** Start DATA PROVIDED **
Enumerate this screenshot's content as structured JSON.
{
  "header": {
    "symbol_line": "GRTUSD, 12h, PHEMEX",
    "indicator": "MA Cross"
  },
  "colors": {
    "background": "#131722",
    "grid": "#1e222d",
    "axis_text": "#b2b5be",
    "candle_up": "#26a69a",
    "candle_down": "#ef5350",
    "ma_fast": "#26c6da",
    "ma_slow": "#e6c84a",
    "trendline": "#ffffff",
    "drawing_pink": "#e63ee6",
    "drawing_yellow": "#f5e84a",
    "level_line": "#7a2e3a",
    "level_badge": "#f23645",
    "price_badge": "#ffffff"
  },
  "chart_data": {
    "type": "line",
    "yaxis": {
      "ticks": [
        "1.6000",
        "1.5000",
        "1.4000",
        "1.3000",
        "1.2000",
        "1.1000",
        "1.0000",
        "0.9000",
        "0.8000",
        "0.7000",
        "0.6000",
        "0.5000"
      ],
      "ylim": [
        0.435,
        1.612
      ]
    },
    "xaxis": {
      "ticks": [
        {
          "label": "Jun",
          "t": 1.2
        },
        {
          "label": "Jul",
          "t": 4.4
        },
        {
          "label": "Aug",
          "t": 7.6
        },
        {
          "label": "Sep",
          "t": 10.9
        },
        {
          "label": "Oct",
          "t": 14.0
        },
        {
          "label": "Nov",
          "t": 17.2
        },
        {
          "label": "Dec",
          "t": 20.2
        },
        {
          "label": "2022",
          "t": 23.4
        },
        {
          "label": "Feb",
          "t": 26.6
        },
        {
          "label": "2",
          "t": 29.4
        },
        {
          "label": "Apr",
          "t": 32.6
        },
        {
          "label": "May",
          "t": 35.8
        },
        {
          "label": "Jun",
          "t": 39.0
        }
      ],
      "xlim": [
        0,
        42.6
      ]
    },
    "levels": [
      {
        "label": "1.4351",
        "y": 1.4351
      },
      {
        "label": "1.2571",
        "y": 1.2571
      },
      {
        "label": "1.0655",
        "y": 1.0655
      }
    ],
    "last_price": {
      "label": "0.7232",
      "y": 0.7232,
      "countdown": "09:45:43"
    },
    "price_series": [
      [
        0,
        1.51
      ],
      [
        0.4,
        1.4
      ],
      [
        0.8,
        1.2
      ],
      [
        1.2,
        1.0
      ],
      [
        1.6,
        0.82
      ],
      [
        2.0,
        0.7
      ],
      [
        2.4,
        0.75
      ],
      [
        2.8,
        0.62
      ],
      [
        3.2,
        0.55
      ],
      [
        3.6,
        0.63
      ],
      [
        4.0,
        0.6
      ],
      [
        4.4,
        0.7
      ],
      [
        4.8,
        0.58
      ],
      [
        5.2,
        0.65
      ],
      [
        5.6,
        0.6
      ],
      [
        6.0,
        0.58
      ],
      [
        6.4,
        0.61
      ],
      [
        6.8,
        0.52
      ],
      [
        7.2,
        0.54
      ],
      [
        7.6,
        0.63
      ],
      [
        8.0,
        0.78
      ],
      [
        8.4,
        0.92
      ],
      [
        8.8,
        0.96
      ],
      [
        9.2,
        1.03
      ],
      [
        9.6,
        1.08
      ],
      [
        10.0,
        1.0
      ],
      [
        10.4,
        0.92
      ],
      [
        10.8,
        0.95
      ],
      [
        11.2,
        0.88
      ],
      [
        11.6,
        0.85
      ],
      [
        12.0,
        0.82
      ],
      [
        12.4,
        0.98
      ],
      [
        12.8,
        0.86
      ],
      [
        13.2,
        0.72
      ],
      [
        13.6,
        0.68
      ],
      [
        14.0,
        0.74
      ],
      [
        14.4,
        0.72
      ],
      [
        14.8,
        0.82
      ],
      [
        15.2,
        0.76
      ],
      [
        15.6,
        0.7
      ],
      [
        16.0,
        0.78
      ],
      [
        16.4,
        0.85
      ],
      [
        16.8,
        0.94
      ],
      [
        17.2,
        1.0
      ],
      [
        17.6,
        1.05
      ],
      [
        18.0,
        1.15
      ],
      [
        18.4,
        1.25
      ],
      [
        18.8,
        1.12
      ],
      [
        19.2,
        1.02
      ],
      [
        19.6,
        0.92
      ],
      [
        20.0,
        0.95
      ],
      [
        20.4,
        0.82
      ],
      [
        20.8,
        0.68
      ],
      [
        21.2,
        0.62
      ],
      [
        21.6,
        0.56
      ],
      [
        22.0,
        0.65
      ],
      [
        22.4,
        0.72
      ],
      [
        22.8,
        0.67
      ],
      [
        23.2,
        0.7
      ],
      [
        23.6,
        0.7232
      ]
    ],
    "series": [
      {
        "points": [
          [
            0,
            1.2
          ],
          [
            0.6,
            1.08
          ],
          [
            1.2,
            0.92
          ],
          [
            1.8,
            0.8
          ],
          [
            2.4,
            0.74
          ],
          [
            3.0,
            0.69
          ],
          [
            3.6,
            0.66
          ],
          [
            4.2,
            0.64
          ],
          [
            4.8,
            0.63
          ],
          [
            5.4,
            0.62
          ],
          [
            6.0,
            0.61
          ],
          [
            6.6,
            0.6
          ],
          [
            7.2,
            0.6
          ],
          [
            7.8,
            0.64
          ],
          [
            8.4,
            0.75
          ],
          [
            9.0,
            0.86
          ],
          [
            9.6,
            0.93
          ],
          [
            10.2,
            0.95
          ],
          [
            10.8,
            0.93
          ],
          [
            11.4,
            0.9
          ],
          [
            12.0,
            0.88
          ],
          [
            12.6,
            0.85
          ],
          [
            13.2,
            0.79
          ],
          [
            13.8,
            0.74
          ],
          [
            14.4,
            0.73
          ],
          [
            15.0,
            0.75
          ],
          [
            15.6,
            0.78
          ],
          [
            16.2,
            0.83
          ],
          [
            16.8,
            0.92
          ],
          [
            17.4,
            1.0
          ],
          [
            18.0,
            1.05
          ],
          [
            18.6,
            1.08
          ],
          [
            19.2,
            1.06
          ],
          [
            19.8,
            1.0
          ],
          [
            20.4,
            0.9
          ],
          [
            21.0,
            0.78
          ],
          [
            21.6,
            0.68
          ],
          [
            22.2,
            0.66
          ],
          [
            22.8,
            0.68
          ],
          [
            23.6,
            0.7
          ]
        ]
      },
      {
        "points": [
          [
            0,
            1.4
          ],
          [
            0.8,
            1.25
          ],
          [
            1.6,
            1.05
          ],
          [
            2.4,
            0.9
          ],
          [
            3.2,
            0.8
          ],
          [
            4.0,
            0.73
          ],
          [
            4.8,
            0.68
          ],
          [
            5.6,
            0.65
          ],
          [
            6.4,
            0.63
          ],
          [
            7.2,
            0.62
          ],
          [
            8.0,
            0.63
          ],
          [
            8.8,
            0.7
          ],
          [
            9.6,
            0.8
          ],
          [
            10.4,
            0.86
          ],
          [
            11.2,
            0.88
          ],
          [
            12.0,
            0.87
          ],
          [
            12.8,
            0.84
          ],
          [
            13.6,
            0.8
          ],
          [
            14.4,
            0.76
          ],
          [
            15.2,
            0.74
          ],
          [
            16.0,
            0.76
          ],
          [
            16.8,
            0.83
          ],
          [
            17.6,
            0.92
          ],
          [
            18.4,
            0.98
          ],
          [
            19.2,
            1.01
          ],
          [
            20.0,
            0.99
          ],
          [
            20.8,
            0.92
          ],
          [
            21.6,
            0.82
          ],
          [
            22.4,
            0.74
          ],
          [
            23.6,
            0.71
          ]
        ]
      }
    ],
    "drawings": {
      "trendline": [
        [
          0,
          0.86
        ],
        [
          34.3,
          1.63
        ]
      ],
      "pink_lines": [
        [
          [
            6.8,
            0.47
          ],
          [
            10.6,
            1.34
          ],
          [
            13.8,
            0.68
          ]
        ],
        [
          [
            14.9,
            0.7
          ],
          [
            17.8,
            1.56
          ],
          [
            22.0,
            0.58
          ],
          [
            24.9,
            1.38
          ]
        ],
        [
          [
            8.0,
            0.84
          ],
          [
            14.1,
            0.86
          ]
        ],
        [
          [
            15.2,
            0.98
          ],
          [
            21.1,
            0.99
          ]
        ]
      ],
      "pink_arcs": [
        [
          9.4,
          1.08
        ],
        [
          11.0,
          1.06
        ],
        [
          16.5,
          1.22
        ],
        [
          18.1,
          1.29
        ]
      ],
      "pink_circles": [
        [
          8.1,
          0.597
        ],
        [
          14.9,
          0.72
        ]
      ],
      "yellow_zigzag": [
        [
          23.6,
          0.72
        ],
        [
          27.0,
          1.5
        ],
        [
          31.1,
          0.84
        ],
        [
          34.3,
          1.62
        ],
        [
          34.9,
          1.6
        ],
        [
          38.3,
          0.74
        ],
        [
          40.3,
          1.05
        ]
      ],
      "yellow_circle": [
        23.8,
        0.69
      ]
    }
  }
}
** End DATA PROVIDED **
GIVEN TASK:
Where a line in the material above holds "ffffff", copy that line.

FULL ANSWER:
    "trendline": "#ffffff",
    "price_badge": "#ffffff"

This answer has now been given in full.